• _Short task_:
Find every line in the records below that holds the word "Online", and copy it out.

== Records for the task ==

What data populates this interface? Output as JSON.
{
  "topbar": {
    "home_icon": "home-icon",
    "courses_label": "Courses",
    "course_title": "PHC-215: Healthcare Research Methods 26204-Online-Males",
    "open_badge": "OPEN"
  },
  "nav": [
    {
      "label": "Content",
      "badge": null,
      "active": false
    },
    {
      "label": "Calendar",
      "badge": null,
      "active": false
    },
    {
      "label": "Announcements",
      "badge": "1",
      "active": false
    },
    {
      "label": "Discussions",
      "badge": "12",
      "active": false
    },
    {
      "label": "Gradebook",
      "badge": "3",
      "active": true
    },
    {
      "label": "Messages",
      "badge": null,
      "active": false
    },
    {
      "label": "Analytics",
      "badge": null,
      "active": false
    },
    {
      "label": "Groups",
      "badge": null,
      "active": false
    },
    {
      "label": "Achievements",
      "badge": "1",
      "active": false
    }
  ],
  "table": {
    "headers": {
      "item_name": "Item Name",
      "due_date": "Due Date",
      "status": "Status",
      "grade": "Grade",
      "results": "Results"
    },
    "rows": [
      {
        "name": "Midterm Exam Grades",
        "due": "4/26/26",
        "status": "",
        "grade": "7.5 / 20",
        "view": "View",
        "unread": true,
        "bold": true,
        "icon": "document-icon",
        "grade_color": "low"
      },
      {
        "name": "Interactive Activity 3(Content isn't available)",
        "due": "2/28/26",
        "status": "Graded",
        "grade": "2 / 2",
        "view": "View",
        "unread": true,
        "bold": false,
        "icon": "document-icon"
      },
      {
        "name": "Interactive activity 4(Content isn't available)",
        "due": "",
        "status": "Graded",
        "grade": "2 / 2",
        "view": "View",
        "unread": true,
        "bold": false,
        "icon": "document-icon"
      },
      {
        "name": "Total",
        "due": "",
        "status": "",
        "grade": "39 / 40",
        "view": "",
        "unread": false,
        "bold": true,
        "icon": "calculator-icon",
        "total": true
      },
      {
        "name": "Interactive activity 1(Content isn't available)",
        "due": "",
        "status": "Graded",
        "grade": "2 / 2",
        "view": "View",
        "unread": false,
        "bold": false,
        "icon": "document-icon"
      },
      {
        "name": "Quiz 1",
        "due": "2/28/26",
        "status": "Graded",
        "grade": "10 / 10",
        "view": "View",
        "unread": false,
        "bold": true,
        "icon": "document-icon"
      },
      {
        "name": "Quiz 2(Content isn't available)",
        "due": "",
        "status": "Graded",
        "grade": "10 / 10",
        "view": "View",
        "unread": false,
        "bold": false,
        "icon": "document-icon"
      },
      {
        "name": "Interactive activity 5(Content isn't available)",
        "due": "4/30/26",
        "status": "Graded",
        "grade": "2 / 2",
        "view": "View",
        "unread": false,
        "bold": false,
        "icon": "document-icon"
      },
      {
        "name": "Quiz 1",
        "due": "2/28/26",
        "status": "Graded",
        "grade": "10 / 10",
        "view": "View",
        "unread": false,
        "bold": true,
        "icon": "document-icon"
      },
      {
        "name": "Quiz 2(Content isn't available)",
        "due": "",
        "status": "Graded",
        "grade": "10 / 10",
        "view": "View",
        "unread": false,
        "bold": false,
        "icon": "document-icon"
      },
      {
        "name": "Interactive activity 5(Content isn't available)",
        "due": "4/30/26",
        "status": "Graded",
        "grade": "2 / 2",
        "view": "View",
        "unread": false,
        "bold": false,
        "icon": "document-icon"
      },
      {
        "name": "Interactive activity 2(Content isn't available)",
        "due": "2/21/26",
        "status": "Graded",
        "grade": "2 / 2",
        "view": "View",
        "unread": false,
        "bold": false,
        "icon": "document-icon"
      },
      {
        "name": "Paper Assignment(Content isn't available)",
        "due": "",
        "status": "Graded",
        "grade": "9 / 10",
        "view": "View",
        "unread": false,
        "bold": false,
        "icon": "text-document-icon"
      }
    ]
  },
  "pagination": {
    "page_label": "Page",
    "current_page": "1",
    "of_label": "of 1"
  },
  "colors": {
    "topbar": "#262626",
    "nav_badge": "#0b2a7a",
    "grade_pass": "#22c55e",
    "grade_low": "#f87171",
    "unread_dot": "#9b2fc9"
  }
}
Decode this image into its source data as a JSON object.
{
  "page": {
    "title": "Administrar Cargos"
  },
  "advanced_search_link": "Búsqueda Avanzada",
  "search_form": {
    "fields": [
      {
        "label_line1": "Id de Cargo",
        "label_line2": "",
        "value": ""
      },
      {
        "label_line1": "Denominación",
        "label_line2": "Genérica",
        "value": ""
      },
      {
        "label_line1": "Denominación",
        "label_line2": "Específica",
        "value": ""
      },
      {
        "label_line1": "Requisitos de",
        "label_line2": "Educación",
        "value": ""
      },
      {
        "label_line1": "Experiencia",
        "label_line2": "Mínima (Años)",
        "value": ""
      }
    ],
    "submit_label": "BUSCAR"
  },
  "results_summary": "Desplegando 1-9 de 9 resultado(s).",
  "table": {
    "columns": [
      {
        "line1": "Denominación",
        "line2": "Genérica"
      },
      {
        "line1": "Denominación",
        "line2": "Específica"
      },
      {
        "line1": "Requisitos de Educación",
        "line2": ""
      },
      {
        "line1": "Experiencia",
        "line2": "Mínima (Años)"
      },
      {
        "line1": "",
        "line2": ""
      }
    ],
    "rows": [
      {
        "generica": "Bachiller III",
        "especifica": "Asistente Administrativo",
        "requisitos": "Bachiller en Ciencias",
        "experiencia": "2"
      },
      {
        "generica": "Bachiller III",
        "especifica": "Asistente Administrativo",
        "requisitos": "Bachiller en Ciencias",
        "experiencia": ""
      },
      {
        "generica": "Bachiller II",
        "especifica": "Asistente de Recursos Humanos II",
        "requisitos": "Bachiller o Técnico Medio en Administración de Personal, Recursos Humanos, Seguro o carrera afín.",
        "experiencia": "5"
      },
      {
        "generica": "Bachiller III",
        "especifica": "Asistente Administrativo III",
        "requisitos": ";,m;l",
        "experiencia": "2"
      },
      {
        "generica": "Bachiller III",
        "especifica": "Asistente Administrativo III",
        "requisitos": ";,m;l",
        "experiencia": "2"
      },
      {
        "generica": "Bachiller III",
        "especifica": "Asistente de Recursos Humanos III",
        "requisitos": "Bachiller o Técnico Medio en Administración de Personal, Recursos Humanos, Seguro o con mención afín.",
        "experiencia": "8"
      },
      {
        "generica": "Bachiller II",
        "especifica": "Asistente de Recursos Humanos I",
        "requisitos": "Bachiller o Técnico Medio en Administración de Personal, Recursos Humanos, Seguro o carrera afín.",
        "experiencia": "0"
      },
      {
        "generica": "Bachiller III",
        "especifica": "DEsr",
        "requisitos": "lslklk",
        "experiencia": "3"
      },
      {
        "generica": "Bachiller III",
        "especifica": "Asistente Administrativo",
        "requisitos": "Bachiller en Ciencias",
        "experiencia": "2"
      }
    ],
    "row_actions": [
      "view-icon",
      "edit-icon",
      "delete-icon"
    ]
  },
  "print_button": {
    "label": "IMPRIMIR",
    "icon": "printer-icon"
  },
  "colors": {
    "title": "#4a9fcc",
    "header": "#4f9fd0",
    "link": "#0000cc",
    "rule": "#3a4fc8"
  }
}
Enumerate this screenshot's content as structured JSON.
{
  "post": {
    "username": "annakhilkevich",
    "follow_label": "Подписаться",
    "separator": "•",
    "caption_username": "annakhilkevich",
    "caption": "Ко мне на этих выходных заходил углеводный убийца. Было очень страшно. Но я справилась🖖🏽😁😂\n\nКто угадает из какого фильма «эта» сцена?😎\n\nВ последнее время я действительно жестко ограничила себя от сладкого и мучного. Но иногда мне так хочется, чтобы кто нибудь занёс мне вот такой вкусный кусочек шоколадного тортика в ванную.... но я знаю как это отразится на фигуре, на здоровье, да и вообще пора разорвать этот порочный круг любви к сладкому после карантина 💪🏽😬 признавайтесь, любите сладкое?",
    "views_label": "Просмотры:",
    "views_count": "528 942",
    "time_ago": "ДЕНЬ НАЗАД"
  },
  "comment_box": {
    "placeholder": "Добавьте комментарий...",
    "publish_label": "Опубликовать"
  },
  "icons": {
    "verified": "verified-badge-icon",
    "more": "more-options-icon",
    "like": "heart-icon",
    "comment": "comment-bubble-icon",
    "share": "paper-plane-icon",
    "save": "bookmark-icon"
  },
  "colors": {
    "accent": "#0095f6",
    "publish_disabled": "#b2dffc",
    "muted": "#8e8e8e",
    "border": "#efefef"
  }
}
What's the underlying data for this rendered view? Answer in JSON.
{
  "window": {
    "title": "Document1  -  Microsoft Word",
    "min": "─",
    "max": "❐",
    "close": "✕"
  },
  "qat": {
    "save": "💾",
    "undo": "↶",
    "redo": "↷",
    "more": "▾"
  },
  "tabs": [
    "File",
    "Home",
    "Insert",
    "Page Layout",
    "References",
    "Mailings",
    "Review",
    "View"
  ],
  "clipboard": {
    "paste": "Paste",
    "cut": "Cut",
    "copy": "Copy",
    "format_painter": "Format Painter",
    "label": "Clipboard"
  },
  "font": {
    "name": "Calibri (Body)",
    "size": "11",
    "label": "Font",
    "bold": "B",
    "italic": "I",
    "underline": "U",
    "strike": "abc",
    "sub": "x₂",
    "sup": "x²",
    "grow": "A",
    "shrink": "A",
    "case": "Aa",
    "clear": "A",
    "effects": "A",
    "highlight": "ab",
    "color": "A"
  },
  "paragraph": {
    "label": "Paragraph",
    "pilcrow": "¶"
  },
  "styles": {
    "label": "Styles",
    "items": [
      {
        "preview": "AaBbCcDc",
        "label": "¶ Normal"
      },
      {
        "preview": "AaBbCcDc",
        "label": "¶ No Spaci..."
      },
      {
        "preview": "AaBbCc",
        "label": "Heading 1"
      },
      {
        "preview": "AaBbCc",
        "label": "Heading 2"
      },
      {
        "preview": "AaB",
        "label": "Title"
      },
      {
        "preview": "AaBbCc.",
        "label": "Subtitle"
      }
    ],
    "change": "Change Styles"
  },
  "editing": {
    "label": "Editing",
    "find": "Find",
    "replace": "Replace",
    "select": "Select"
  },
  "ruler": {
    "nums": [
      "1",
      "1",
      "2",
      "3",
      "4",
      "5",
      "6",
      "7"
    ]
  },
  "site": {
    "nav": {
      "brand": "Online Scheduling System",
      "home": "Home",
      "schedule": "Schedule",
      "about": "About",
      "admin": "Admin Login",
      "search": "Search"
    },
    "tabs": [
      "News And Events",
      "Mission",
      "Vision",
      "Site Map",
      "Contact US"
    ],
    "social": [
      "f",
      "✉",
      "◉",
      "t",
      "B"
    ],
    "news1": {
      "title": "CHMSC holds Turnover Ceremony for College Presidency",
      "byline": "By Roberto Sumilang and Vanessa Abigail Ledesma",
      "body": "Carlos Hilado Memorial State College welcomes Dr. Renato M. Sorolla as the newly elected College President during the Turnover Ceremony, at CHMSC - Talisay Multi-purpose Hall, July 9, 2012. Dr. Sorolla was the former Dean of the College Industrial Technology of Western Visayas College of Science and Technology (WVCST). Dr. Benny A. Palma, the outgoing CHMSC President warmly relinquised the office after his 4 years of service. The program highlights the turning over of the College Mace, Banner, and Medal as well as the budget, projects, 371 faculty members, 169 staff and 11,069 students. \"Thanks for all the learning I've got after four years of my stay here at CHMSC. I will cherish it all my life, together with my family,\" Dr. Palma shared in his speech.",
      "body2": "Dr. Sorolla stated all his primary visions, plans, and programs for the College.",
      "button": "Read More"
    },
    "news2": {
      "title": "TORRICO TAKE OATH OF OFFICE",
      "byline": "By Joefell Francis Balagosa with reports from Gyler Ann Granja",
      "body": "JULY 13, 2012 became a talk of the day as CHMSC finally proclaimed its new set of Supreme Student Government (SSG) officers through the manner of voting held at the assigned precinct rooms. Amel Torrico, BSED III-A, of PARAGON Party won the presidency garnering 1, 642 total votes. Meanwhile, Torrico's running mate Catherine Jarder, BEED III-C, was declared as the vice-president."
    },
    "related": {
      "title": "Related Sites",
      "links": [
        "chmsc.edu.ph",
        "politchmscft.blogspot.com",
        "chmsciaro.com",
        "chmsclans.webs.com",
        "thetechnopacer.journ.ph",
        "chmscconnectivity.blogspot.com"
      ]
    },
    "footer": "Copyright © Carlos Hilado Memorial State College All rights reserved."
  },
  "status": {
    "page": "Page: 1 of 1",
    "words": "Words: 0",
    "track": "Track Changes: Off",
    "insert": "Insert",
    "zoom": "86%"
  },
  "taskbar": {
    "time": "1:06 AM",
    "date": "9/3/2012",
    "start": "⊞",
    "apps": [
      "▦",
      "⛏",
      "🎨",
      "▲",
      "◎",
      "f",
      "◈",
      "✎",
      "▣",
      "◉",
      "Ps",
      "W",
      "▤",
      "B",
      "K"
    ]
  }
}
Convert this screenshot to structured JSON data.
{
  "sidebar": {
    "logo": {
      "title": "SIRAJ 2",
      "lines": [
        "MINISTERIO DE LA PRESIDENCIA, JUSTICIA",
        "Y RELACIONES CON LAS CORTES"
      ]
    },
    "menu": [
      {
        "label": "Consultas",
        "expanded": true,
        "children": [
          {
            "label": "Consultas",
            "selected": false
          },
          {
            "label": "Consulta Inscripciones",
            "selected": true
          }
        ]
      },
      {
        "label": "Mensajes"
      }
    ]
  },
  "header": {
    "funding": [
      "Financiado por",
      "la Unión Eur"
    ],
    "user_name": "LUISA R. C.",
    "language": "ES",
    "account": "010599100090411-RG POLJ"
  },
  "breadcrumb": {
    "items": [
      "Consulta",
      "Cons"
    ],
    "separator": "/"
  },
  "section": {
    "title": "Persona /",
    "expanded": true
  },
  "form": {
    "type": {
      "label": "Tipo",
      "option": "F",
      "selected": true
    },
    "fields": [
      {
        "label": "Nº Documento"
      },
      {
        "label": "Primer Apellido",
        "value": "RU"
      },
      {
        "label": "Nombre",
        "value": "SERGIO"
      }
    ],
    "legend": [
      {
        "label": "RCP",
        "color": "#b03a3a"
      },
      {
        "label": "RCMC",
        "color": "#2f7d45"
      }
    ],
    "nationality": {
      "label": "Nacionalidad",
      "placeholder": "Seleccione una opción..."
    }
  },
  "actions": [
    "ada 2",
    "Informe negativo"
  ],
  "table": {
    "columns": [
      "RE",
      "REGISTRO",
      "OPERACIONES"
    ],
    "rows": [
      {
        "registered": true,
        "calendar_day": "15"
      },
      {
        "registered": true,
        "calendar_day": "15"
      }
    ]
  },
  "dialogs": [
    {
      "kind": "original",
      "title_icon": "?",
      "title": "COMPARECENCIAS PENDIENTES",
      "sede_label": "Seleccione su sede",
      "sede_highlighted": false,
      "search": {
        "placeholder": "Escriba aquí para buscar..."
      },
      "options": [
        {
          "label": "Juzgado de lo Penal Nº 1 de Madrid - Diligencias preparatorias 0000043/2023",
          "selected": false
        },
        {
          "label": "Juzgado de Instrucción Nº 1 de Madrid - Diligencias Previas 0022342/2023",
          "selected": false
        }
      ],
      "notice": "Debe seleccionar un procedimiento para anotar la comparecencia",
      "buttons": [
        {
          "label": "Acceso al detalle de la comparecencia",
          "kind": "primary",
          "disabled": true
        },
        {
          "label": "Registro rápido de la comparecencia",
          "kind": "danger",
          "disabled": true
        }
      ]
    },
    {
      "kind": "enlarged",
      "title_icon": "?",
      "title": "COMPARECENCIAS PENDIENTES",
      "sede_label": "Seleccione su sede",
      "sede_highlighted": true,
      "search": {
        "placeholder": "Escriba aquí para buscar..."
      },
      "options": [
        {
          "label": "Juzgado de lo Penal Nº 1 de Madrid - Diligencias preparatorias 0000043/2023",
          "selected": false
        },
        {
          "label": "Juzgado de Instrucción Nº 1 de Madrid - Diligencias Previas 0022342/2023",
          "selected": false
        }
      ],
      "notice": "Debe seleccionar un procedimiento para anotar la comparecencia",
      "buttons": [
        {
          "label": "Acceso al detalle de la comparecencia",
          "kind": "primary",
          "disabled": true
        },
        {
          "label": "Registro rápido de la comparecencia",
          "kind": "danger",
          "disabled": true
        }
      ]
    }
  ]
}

===

• _Answer to the exercise_:
    "course_title": "PHC-215: Healthcare Research Methods 26204-Online-Males",
      "brand": "Online Scheduling System",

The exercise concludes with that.